Who Has the Right to Tell Their Story?

Cherilyn Christen Clough
5 min readDec 13, 2022

The quandary for Harry and Meghan

Photo by King’s Church International on Unsplash

Before Prince Harry and Meghan Markle’s docuseries dropped on Netflix, the British press and the House of Windsor assumed the worst. Prince William even promised to set the record straight if necessary. These were bold words in a family where “Keep calm and carry on” has been the motto.

In the United States, a reporter on a major news network asked, “Why would the Sussexes even want to tell their story — if they want peace, why don’t they just disappear and live a quiet life?”

The Prince has probably had many fantasies about living a quiet life, but when you’re born to one of the most admired women in the world, and grandson to the longest reigning monarch, disappearing into obscurity isn’t an option.

Harry’s entire life has been a game of cat and mouse with the press. At first, it was with his mother, Princess Diana, running from and sometimes confronting the paparazzi, and later, after her tragic death, they began to follow him. Harry describes how the press drove off potential girlfriends throughout his dating days. He would’ve disappeared years ago if it was that easy.

Harry went to Botswana to get out of the public eye and find a space to be himself. Later, he took Meghan there, camping in a tent because he wanted them to know each other without the interference of the press.

When the world has been watching your entire life unfold, when people feel you’re their common property and owe them a picture before you can ski or go on a date, when people who don’t know you write articles every time you appear on the street, there comes a day when a person wants to tell their own story.

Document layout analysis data
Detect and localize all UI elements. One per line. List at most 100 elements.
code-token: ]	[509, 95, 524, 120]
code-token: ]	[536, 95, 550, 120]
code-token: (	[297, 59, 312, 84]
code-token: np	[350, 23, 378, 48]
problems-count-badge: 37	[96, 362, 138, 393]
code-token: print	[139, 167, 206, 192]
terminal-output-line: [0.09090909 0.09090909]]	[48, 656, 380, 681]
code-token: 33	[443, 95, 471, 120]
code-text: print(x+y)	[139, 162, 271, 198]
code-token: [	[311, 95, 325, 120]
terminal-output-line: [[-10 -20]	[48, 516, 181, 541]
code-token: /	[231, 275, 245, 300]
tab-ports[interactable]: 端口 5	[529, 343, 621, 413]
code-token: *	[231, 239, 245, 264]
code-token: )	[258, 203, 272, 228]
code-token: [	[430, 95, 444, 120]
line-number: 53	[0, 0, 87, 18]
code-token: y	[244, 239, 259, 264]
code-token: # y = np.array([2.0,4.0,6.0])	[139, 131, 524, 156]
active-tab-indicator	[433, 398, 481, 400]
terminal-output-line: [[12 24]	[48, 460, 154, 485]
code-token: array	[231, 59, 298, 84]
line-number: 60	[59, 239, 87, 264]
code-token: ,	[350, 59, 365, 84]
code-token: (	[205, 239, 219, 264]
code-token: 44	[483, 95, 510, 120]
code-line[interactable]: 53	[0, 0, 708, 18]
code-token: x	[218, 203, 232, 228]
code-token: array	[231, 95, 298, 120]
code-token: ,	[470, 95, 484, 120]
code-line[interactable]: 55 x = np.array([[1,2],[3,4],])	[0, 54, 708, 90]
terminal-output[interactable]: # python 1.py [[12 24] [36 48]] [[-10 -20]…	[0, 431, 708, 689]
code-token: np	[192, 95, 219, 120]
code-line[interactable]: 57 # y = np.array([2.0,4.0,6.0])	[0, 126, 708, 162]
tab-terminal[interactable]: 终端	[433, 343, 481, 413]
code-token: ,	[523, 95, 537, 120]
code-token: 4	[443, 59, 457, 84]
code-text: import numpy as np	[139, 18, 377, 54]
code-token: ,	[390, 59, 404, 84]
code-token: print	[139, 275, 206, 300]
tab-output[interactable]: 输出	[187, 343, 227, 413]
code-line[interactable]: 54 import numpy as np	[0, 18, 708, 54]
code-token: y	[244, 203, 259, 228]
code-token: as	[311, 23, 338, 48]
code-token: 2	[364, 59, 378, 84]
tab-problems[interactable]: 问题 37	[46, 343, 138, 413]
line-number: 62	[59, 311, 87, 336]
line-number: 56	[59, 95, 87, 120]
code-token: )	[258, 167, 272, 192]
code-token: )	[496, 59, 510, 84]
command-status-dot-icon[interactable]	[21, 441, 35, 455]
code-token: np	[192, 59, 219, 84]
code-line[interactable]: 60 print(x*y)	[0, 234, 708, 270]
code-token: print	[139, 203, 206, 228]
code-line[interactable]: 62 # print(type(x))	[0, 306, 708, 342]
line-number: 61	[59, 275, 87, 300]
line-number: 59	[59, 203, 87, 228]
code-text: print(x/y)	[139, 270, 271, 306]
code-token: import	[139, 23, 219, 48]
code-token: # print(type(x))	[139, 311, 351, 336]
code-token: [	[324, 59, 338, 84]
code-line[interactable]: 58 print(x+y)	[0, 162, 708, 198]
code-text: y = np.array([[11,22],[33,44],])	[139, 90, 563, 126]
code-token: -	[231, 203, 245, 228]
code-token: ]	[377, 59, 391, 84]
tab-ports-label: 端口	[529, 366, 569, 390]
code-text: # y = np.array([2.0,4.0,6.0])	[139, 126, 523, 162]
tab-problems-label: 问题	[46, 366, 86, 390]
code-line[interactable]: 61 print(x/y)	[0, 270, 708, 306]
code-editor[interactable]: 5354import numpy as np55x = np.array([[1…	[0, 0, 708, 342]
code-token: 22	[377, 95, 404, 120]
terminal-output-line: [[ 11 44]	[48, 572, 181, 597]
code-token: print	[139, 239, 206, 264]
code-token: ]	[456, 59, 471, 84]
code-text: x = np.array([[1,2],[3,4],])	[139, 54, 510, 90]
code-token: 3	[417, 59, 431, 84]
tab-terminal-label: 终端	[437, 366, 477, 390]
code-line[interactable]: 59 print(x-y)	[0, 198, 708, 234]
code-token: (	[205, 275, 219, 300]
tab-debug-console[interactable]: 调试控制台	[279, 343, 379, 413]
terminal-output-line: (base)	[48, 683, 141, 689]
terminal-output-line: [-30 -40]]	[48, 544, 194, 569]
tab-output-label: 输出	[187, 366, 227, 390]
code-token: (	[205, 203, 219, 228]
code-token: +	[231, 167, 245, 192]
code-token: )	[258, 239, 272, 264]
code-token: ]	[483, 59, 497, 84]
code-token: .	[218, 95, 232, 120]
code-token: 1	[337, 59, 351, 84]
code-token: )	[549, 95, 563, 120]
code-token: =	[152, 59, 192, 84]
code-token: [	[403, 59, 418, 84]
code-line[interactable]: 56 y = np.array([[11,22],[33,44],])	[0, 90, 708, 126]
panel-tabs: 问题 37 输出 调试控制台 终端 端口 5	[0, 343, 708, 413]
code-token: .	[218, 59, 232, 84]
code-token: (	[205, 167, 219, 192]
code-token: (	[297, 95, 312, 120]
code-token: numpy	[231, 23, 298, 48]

*Actions to take*:
- A) Rewrite the essay about Harry and Meghan from "Cherilyn Christen Clough" to "been the motto.", substituting "documentary series" for "docuseries".
- B) Answer these questions using the essay about Harry and Meghan.
(i) To which country did Harry go to get out of the public eye?
(ii) Who promised to set the record straight if necessary?
(iii) What has been the motto in the family, according to the essay?
- C) Write the next part of the essay about Harry and Meghan, picking up after its final sentence.
The data has no connection to the essay about Harry and Meghan.

*Answers to the tasks*:
- A)
Cherilyn Christen Clough
5 min readDec 13, 2022

The quandary for Harry and Meghan

Photo by King’s Church International on Unsplash

Before Prince Harry and Meghan Markle’s documentary series dropped on Netflix, the British press and the House of Windsor assumed the worst. Prince William even promised to set the record straight if necessary. These were bold words in a family where “Keep calm and carry on” has been the motto.

- B)
(i) Botswana
(ii) Prince William
(iii) "Keep calm and carry on"

- C)
But can someone who has spent their entire life in the public eye tell their own story? And if they do, what will be the stakes? Will it sever them completely from the people they grew up with? Will it cost everything when they walk away? This is the quandary that Harry had to face. And he didn’t take the easy way out. He chose to tell his story with the woman he loves, which basically meant the end of life as he knew it.

It must be liberating for the Prince to finally be able to speak for himself. To control how his story is portrayed. And for Meghan, who has toxic, lying family members, it must be freeing to set the record straight on all the gossip. But this documentary is more than a story. It’s a clearing of the air so they can move forward to bigger and better things.

Long before they met, Harry and Meghan were activists seeking ways to improve the world. Combining their vision with their Archewell Foundation, they plan to motivate others and change the world with love. This documentary isn’t a cry for attention or even a plot to destroy the royal family, as some suggest. This is not about the royal family as much as it’s about restoring credibility in response to all the lies told about them.

As we’ve seen in the United States, racism sells papers and destroys lives. By falling in love with a woman of mixed race, Prince Harry has changed the course of his blueblood life. The result is an exciting and beautiful love story that some in the royal family would like to forget, but Haz and Meg refuse to be quiet.

Of course, whenever someone tells their story, another family member usually disagrees. The bottom line is that no two people raised in the same home will see eye to eye on everything. And that’s okay. People can tell their own stories, and if the family circle is a place of respect, members will appreciate the different points of view.

On the other hand, if the family is toxic and a narcissist is at the head, lines will be drawn, and whoever doesn’t tow the family line will be cast out as the scapegoat. When someone becomes the scapegoat, the other members will refuse to listen and do everything within their power to shut the storyteller up.

Because they are authentic, empathetic, and passionate activists, Harry and Meghan have a reason for telling these stories. They’ve embraced their mistakes. In their documentary, they tell on themselves as much as they share their heartbreaks. They bring truth to the table that some don’t want told. And those truths run in a deep fault line between the common people of color and the Monarchy. Telling the history of racism is a blessing for the common people. How wonderful to realize that one of the sons of the beloved Princess Diana gets it.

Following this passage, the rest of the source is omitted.